Source data:
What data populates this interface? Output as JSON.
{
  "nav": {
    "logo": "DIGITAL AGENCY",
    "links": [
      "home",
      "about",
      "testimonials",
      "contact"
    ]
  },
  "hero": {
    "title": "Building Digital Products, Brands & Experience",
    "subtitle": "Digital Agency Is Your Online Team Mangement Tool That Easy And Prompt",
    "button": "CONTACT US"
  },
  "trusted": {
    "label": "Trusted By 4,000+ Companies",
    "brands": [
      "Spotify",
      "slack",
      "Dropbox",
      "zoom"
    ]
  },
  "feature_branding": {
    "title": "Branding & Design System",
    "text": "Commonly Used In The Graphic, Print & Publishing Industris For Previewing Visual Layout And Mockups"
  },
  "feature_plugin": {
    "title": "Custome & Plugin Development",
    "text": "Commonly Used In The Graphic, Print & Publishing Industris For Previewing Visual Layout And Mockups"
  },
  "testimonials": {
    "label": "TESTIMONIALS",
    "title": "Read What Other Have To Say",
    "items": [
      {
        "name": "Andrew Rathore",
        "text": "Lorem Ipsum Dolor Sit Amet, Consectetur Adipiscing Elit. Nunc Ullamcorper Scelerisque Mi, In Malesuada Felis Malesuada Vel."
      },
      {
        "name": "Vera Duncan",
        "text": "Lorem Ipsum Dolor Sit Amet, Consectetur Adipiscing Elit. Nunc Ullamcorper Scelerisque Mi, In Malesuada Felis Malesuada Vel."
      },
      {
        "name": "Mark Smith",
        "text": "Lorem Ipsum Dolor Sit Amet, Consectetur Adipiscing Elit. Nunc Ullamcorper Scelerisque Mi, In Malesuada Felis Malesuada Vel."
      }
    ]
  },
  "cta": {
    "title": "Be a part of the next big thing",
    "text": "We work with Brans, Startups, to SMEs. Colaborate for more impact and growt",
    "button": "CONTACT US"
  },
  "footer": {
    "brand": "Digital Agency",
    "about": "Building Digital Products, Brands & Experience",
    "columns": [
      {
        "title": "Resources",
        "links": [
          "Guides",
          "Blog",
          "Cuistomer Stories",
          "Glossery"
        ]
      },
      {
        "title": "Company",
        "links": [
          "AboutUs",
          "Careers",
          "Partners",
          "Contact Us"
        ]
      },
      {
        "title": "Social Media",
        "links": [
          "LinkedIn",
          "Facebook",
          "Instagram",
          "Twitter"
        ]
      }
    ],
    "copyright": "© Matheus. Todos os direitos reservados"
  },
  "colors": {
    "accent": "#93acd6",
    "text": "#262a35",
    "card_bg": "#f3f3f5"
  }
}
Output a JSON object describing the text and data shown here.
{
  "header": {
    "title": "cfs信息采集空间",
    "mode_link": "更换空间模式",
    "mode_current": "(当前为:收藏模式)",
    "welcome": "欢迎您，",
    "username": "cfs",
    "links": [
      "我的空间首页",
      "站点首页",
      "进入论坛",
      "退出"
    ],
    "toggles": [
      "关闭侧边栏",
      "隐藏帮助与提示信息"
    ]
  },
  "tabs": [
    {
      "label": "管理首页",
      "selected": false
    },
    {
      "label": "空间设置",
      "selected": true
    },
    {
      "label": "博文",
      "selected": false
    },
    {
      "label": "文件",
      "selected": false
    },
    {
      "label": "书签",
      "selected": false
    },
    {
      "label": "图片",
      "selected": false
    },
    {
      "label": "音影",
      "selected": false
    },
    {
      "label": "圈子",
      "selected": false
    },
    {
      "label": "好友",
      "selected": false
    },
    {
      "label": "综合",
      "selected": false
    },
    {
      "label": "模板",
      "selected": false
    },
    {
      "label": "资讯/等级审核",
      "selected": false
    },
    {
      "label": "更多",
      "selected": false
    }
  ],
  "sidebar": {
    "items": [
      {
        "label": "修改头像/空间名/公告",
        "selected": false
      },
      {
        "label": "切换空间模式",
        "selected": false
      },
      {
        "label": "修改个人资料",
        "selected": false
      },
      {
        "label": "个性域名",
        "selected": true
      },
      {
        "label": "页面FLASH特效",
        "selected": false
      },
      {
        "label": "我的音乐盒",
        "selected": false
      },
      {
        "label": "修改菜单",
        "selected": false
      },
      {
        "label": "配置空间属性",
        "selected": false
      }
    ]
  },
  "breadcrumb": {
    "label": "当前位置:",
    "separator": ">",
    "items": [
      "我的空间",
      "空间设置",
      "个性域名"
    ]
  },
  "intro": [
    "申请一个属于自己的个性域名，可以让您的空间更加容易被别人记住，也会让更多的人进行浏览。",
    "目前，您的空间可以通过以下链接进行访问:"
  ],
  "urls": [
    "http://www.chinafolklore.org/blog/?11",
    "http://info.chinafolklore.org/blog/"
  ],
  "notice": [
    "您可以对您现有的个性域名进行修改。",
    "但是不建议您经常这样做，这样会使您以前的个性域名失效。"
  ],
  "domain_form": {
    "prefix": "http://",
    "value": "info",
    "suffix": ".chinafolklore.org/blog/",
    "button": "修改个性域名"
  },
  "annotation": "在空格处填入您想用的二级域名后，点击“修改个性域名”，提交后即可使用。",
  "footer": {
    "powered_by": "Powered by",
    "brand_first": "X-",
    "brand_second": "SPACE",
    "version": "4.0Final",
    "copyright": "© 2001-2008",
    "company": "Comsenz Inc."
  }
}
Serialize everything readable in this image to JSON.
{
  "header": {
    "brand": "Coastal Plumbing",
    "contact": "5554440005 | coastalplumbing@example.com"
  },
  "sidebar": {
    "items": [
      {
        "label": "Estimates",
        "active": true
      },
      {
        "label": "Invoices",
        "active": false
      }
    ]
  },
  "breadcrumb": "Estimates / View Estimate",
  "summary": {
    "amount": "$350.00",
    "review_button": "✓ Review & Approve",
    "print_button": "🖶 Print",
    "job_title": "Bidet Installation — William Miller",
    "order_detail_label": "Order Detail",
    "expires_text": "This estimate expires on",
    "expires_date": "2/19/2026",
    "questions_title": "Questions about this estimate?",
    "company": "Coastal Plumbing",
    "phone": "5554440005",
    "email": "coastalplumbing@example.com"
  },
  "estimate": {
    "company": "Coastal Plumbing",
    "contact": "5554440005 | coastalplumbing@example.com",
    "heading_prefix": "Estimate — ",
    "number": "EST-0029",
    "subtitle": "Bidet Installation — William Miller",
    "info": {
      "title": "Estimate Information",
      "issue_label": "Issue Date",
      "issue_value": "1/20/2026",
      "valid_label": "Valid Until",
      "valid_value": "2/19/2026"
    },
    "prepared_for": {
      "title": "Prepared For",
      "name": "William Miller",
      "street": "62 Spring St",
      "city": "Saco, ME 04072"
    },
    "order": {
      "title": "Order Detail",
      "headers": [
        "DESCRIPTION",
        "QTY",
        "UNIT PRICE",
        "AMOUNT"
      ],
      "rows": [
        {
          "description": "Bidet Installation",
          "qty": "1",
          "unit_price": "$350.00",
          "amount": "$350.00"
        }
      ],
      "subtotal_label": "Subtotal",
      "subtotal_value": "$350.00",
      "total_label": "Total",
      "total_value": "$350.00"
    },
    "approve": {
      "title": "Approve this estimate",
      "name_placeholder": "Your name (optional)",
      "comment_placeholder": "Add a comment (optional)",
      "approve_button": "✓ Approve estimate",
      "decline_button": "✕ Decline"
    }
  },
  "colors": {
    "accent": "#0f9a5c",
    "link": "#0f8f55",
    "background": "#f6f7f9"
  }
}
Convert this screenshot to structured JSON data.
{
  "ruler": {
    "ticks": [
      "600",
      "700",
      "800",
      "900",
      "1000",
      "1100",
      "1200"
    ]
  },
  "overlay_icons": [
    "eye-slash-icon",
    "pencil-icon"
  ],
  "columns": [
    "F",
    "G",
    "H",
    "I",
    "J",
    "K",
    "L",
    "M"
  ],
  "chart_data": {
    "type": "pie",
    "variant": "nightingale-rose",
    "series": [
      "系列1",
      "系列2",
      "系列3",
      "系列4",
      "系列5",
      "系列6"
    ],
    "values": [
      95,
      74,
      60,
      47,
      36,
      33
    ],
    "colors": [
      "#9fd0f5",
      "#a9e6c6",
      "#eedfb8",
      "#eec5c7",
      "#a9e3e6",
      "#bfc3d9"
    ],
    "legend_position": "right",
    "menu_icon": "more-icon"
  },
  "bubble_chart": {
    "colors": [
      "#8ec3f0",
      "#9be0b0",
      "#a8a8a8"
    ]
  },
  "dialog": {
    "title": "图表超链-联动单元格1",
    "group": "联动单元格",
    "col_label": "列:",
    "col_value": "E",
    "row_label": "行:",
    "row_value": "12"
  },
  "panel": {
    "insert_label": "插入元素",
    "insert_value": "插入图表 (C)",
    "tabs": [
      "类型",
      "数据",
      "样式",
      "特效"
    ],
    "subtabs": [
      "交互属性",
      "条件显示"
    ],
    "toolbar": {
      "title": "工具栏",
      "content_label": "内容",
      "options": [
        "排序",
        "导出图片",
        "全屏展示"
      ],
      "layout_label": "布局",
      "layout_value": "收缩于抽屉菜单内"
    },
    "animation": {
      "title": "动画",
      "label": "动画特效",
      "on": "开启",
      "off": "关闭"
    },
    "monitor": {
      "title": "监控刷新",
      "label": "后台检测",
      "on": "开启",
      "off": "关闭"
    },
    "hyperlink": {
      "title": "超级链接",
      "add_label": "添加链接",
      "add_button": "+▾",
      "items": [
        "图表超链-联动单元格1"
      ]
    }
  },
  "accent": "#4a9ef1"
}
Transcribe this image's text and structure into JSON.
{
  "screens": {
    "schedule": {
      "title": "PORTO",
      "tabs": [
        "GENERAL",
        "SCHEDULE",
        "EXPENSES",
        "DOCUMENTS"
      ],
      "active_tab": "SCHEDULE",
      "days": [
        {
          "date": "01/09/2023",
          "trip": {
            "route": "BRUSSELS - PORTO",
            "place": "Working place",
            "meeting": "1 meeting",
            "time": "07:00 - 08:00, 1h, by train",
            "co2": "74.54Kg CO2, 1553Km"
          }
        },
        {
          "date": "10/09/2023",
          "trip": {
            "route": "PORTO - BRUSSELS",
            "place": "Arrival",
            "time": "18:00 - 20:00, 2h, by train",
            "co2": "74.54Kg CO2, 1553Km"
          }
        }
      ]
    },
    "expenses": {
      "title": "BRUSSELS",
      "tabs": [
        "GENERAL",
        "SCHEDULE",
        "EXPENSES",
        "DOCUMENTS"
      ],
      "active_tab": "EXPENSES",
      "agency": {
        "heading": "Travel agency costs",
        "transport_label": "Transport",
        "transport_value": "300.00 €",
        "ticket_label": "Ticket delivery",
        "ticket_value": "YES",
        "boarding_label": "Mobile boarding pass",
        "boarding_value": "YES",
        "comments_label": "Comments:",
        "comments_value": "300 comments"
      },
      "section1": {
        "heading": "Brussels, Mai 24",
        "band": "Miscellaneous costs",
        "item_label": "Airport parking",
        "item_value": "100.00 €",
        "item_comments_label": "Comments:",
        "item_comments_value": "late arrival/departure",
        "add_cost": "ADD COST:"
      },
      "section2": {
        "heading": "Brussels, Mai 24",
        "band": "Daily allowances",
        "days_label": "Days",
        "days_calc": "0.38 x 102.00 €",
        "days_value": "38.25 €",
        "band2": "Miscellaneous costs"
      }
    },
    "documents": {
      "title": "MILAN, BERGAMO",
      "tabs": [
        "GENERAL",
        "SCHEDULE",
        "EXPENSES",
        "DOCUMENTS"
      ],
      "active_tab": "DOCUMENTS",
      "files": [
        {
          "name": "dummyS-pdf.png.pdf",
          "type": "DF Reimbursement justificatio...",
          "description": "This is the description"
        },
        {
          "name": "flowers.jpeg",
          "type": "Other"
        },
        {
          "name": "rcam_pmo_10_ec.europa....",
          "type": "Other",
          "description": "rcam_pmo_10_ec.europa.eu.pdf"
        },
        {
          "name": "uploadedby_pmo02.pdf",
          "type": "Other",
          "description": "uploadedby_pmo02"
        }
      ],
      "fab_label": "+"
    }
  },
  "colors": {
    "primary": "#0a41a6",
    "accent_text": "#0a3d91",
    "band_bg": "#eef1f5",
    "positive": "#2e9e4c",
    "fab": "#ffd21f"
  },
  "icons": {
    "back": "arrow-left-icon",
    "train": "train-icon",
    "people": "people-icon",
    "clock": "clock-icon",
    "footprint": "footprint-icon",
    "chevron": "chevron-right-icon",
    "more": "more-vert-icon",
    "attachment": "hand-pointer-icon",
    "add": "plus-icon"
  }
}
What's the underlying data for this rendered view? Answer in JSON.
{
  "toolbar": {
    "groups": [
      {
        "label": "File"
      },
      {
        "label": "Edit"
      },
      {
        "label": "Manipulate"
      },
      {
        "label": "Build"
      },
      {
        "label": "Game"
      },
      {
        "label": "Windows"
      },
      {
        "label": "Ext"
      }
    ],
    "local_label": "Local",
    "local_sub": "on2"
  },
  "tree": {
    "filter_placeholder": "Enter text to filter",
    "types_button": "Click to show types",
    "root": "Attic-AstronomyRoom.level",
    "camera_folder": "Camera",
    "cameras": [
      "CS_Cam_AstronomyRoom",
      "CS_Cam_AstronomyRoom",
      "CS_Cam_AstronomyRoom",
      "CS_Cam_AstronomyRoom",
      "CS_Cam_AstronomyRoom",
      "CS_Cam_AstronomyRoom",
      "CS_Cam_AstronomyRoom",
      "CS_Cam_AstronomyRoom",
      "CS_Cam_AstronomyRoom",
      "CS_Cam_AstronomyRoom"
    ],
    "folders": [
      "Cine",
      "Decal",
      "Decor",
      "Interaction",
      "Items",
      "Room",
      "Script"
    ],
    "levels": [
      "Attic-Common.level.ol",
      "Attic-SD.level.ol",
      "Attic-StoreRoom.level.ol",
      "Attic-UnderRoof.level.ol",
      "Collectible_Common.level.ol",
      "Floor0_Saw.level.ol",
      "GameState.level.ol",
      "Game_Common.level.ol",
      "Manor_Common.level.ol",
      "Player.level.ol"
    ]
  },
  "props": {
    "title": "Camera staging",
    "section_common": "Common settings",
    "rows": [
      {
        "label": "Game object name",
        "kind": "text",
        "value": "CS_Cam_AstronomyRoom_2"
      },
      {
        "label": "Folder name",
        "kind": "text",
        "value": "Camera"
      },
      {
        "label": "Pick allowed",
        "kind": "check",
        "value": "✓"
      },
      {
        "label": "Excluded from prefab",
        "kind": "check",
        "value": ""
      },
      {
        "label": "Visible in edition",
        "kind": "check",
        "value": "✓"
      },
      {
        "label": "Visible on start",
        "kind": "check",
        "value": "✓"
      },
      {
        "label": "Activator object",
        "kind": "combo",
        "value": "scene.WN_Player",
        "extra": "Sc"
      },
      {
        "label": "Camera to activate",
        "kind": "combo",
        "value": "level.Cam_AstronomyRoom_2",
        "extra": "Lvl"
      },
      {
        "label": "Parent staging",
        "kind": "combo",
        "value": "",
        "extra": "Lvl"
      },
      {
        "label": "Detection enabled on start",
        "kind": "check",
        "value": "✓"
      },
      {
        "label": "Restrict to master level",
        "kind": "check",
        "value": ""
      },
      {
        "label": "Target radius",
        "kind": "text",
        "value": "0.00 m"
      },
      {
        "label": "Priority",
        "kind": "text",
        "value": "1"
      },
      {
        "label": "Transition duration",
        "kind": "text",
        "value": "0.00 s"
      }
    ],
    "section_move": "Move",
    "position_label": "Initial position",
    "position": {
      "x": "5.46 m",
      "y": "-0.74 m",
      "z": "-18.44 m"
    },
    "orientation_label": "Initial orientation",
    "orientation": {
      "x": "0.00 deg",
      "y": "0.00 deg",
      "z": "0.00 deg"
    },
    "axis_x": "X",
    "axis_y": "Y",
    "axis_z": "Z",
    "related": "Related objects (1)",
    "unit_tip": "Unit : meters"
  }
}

#### WHAT THE TASK REQUIRES:
State how many lines in the records above contain the word "Estimates", and give only that number.

#### EXERCISE SOLUTION:
2